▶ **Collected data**
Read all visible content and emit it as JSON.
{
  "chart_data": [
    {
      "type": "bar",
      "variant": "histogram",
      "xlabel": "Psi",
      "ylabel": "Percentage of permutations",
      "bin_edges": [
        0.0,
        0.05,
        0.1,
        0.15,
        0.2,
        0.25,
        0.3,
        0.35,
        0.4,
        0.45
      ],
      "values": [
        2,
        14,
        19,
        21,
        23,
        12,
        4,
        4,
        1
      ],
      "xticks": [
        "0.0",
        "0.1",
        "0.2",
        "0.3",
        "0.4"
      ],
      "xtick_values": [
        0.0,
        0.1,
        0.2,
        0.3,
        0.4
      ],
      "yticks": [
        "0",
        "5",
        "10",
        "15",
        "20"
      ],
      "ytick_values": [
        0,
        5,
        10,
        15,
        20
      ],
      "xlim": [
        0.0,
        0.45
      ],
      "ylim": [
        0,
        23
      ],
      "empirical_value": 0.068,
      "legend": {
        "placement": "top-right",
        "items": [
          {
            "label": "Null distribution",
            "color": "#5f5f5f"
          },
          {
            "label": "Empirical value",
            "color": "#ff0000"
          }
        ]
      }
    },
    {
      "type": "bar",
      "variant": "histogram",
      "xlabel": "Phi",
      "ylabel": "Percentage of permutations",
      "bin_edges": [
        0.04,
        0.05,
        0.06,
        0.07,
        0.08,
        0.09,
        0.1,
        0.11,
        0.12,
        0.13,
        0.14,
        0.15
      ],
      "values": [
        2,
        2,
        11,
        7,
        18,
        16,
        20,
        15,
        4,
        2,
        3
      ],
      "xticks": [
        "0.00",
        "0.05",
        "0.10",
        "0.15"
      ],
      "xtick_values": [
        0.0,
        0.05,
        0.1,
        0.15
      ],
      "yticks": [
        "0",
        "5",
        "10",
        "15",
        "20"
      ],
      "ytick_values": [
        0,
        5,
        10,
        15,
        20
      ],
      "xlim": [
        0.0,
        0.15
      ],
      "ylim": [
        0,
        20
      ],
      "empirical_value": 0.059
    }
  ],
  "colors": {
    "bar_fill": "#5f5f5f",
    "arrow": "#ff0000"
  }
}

▶ **PROBLEM TO SOLVE**
Copy out the full listing exactly.

▶ **FINAL ANSWER**
Read all visible content and emit it as JSON.
{
  "chart_data": [
    {
      "type": "bar",
      "variant": "histogram",
      "xlabel": "Psi",
      "ylabel": "Percentage of permutations",
      "bin_edges": [
        0.0,
        0.05,
        0.1,
        0.15,
        0.2,
        0.25,
        0.3,
        0.35,
        0.4,
        0.45
      ],
      "values": [
        2,
        14,
        19,
        21,
        23,
        12,
        4,
        4,
        1
      ],
      "xticks": [
        "0.0",
        "0.1",
        "0.2",
        "0.3",
        "0.4"
      ],
      "xtick_values": [
        0.0,
        0.1,
        0.2,
        0.3,
        0.4
      ],
      "yticks": [
        "0",
        "5",
        "10",
        "15",
        "20"
      ],
      "ytick_values": [
        0,
        5,
        10,
        15,
        20
      ],
      "xlim": [
        0.0,
        0.45
      ],
      "ylim": [
        0,
        23
      ],
      "empirical_value": 0.068,
      "legend": {
        "placement": "top-right",
        "items": [
          {
            "label": "Null distribution",
            "color": "#5f5f5f"
          },
          {
            "label": "Empirical value",
            "color": "#ff0000"
          }
        ]
      }
    },
    {
      "type": "bar",
      "variant": "histogram",
      "xlabel": "Phi",
      "ylabel": "Percentage of permutations",
      "bin_edges": [
        0.04,
        0.05,
        0.06,
        0.07,
        0.08,
        0.09,
        0.1,
        0.11,
        0.12,
        0.13,
        0.14,
        0.15
      ],
      "values": [
        2,
        2,
        11,
        7,
        18,
        16,
        20,
        15,
        4,
        2,
        3
      ],
      "xticks": [
        "0.00",
        "0.05",
        "0.10",
        "0.15"
      ],
      "xtick_values": [
        0.0,
        0.05,
        0.1,
        0.15
      ],
      "yticks": [
        "0",
        "5",
        "10",
        "15",
        "20"
      ],
      "ytick_values": [
        0,
        5,
        10,
        15,
        20
      ],
      "xlim": [
        0.0,
        0.15
      ],
      "ylim": [
        0,
        20
      ],
      "empirical_value": 0.059
    }
  ],
  "colors": {
    "bar_fill": "#5f5f5f",
    "arrow": "#ff0000"
  }
}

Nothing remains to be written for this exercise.